** Goal **
Omit every picture and return the rest of the data unaltered.

-- Recorded data start --

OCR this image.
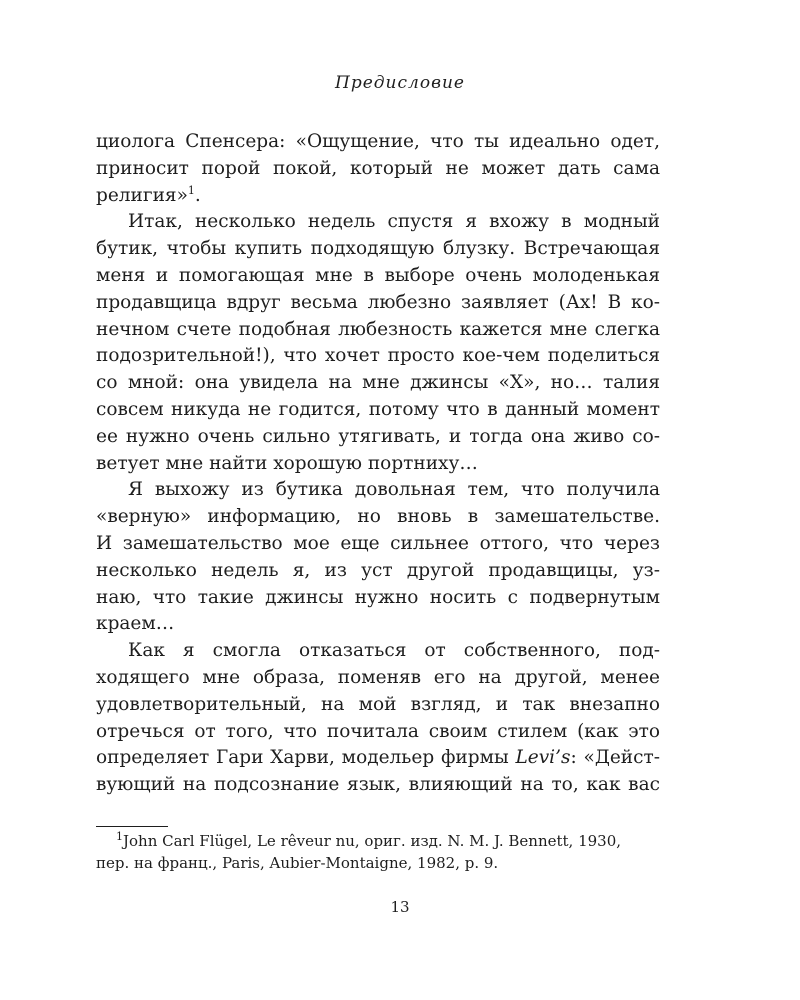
Предисловие
циолога Спенсера: «Ощущение, что ты идеально одет,
приносит порой покой, который не может дать сама
религия»$^1$.
Итак, несколько недель спустя я вхожу в модный
бутик, чтобы купить подходящую блузку. Встречающая
меня и помогающая мне в выборе очень молоденькая
продавщица вдруг весьма любезно заявляет (Ах! В ко-
нечном счете подобная любезность кажется мне слегка
подозрительной!), что хочет просто кое-чем поделиться
со мной: она увидела на мне джинсы «X», но… талия
совсем никуда не годится, потому что в данный момент
ее нужно очень сильно утягивать, и тогда она живо со-
ветует мне найти хорошую портниху…
Я выхожу из бутика довольная тем, что получила
«верную» информацию, но вновь в замешательстве.
И замешательство мое еще сильнее оттого, что через
несколько недель я, из уст другой продавщицы, уз-
наю, что такие джинсы нужно носить с подвернутым
краем…
Как я смогла отказаться от собственного, под-
ходящего мне образа, поменяв его на другой, менее
удовлетворительный, на мой взгляд, и так внезапно
отречься от того, что почитала своим стилем (как это
определяет Гари Харви, модельер фирмы Levi’s: «Дейст-
вующий на подсознание язык, влияющий на то, как вас
$^1$John Carl Flügel, Le rêveur nu, ориг. изд. N. M. J. Bennett, 1930,
пер. на франц., Paris, Aubier-Montaigne, 1982, p. 9.
13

-- Recorded data end --

** Solution **
OCR this image.
Предисловие
циолога Спенсера: «Ощущение, что ты идеально одет,
приносит порой покой, который не может дать сама
религия»$^1$.
Итак, несколько недель спустя я вхожу в модный
бутик, чтобы купить подходящую блузку. Встречающая
меня и помогающая мне в выборе очень молоденькая
продавщица вдруг весьма любезно заявляет (Ах! В ко-
нечном счете подобная любезность кажется мне слегка
подозрительной!), что хочет просто кое-чем поделиться
со мной: она увидела на мне джинсы «X», но… талия
совсем никуда не годится, потому что в данный момент
ее нужно очень сильно утягивать, и тогда она живо со-
ветует мне найти хорошую портниху…
Я выхожу из бутика довольная тем, что получила
«верную» информацию, но вновь в замешательстве.
И замешательство мое еще сильнее оттого, что через
несколько недель я, из уст другой продавщицы, уз-
наю, что такие джинсы нужно носить с подвернутым
краем…
Как я смогла отказаться от собственного, под-
ходящего мне образа, поменяв его на другой, менее
удовлетворительный, на мой взгляд, и так внезапно
отречься от того, что почитала своим стилем (как это
определяет Гари Харви, модельер фирмы Levi’s: «Дейст-
вующий на подсознание язык, влияющий на то, как вас
$^1$John Carl Flügel, Le rêveur nu, ориг. изд. N. M. J. Bennett, 1930,
пер. на франц., Paris, Aubier-Montaigne, 1982, p. 9.
13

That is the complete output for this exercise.